**What is needed:**
In the entries that follow, count each line containing "Output" and state the total, nothing more.

**Extracted data:**
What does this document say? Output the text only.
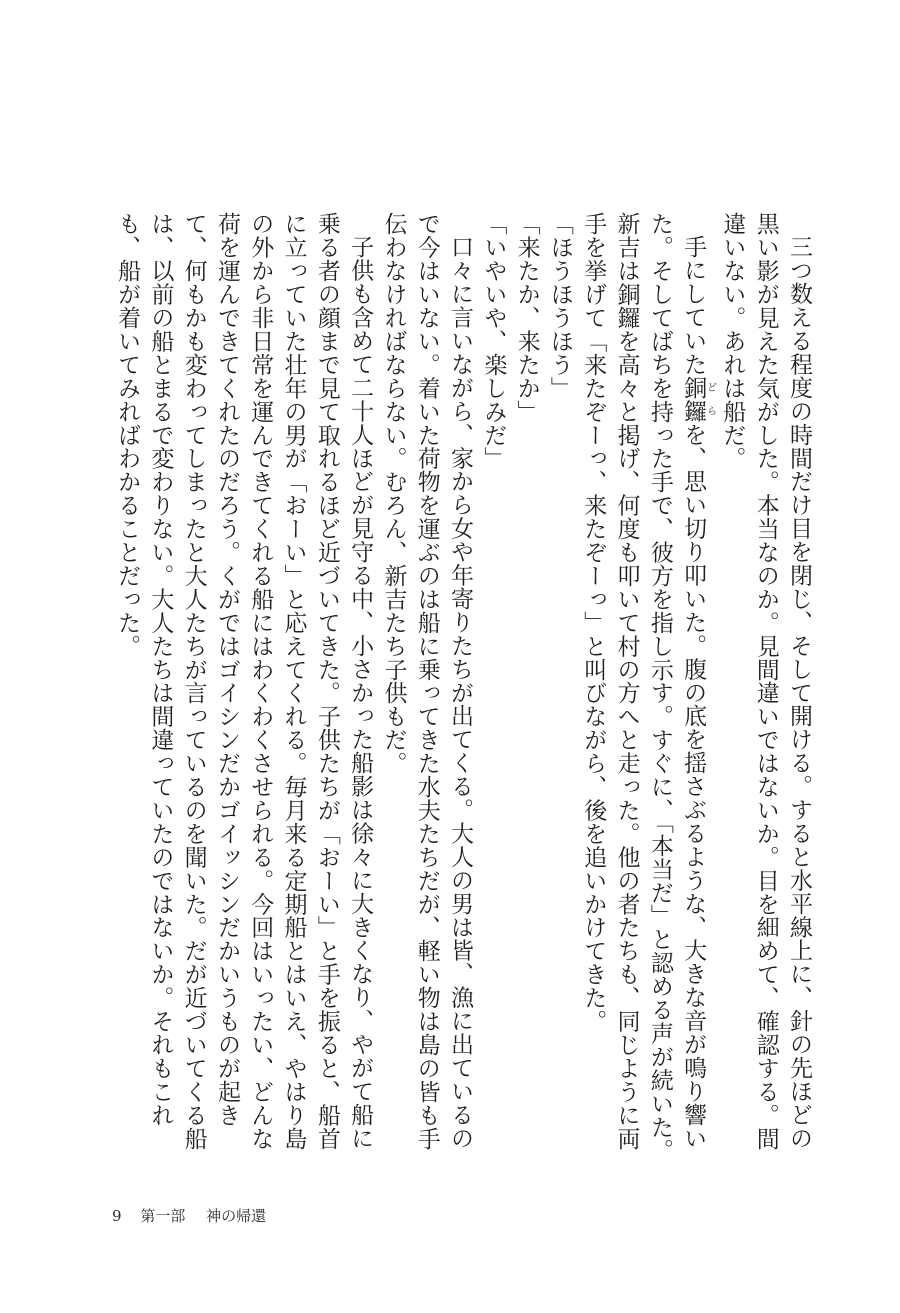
三つ数える程度の時間だけ目を閉じ、そして開ける。すると水平線上に、針の先ほどの黒い影が見えた気がした。本当なのか。見間違いではないか。目を細めて、確認する。間違いない。あれは船だ。

手にしていた銅鑼どらを、思い切り叩いた。腹の底を揺さぶるような、大きな音が鳴り響いた。そしてばちを持った手で、彼方を指し示す。すぐに、「本当だ」と認める声が続いた。新吉は銅鑼を高々と掲げ、何度も叩いて村の方へと走った。他の者たちも、同じように両手を挙げて「来たぞーっ、来たぞーっ」と叫びながら、後を追いかけてきた。

「ほうほうほう」

「来たか、来たか」

「いやいや、楽しみだ」

口々に言いながら、家から女や年寄りたちが出てくる。大人の男は皆、漁に出ているので今はいない。着いた荷物を運ぶのは船に乗ってきた水夫たちだが、軽い物は島の皆も手伝わなければならない。むろん、新吉たち子供もだ。

子供も含めて二十人ほどが見守る中、小さかった船影は徐々に大きくなり、やがて船に乗る者の顔まで見て取れるほど近づいてきた。子供たちが「おーい」と手を振ると、船首に立っていた壮年の男が「おーい」と応えてくれる。毎月来る定期船とはいえ、やはり島の外から非日常を運んできてくれる船にはわくわくさせられる。今回はいったい、どんな荷を運んできてくれたのだろう。くがではゴイシンだかゴイッシンだかいうものが起きて、何もかも変わってしまったと大人たちが言っているのを聞いた。だが近づいてくる船は、以前の船とまるで変わりない。大人たちは間違っていたのではないか。それもこれも、船が着いてみればわかることだった。

9 第一部 神の帰還
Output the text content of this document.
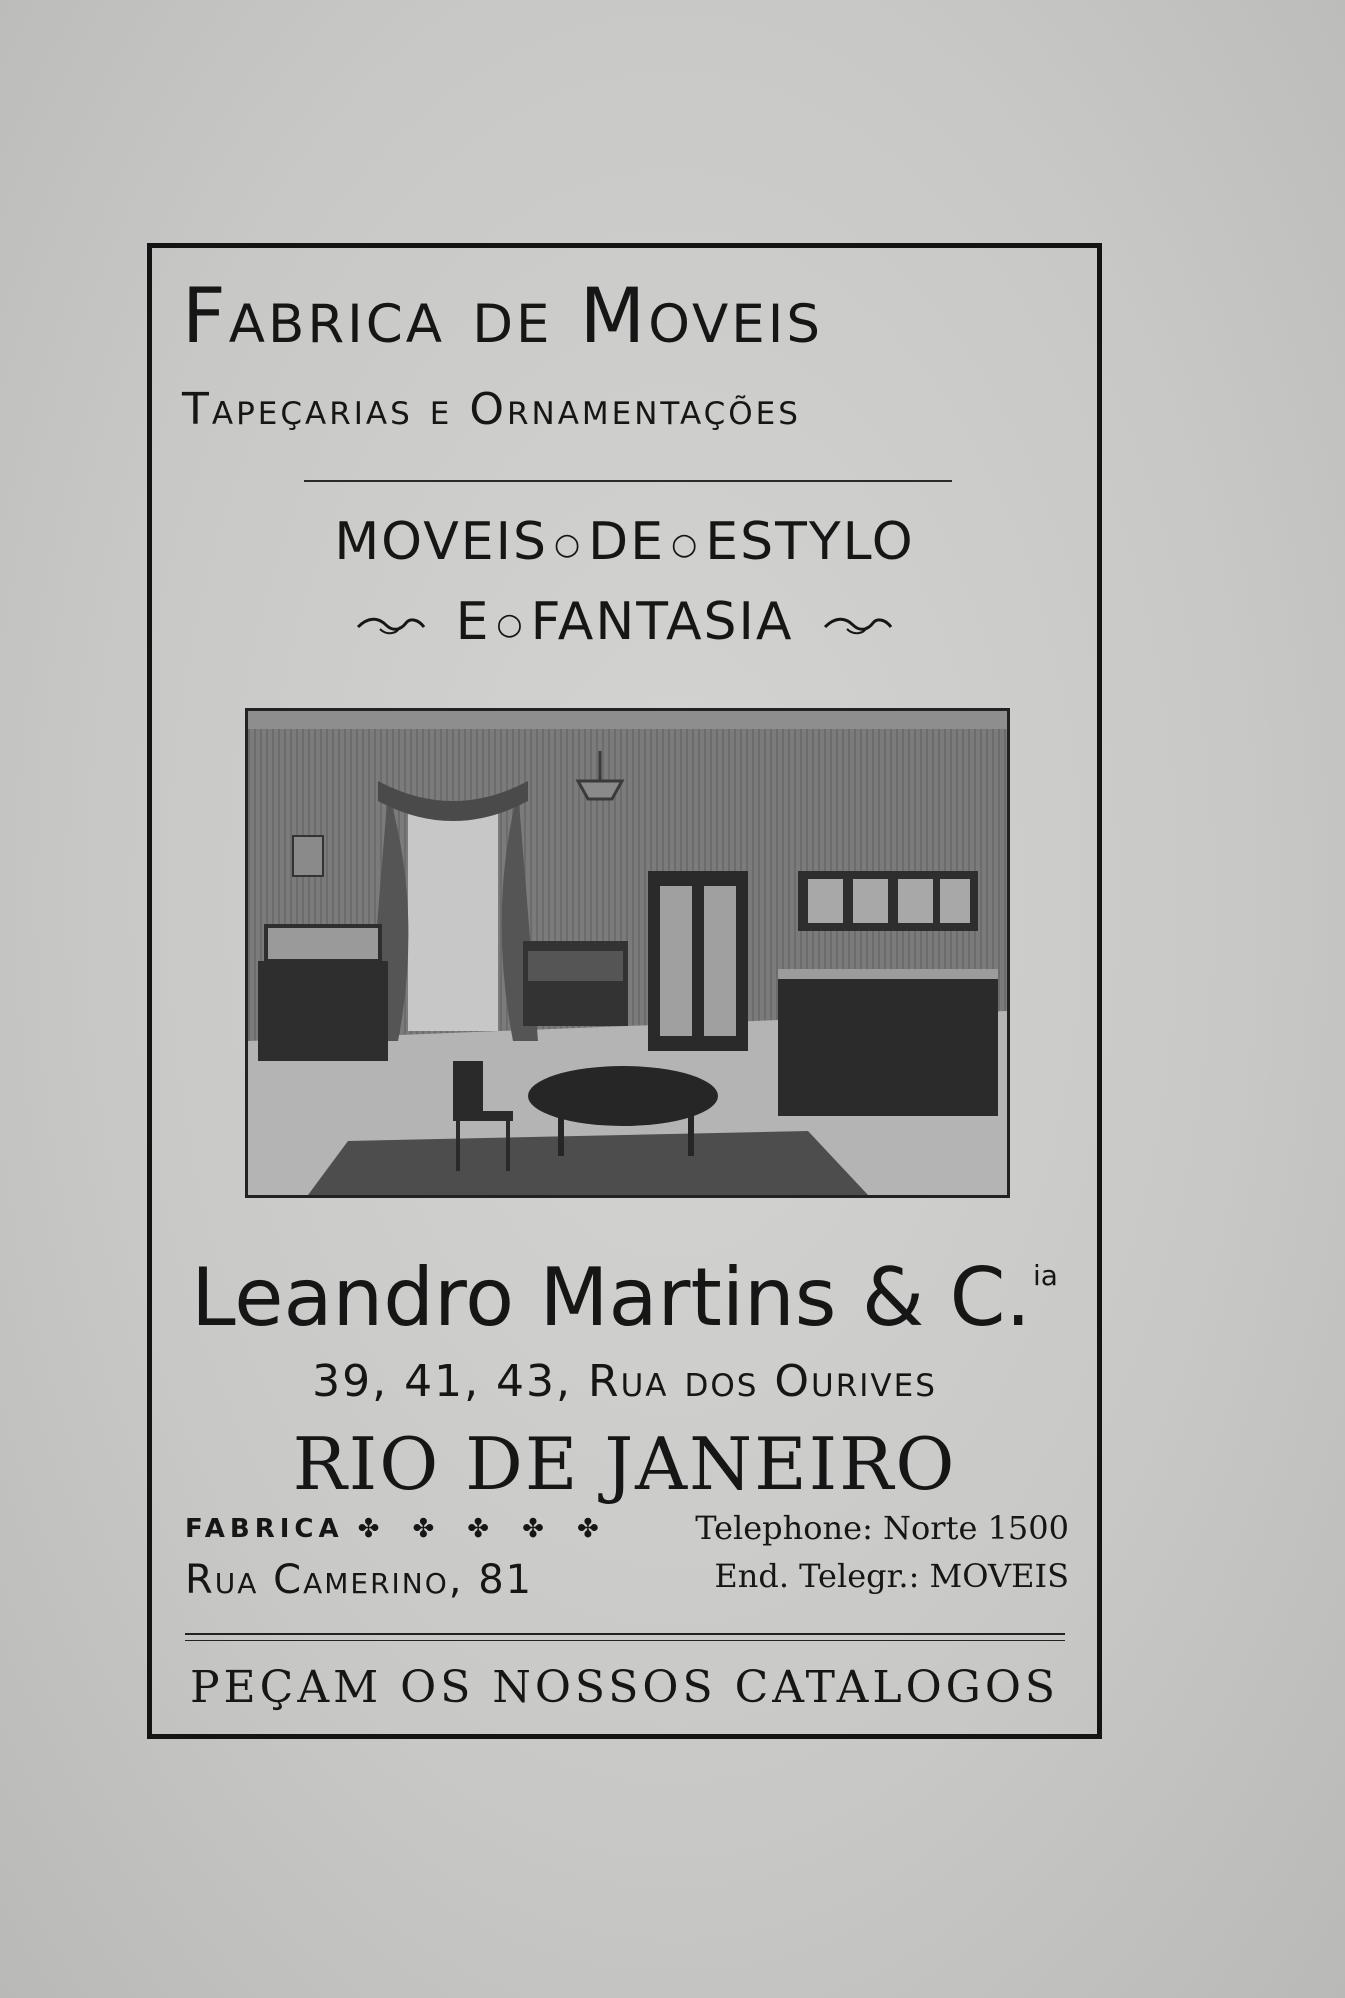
Fabrica de Moveis
Tapeçarias e Ornamentações
MOVEIS ○ DE ○ ESTYLO
E ○ FANTASIA
Leandro Martins & C.$^{ia}$
39, 41, 43, Rua dos Ourives
RIO DE JANEIRO
FABRICA ✤ ✤ ✤ ✤ ✤
Rua Camerino, 81
Telephone: Norte 1500
End. Telegr.: MOVEIS
PEÇAM OS NOSSOS CATALOGOS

**The answer:**
2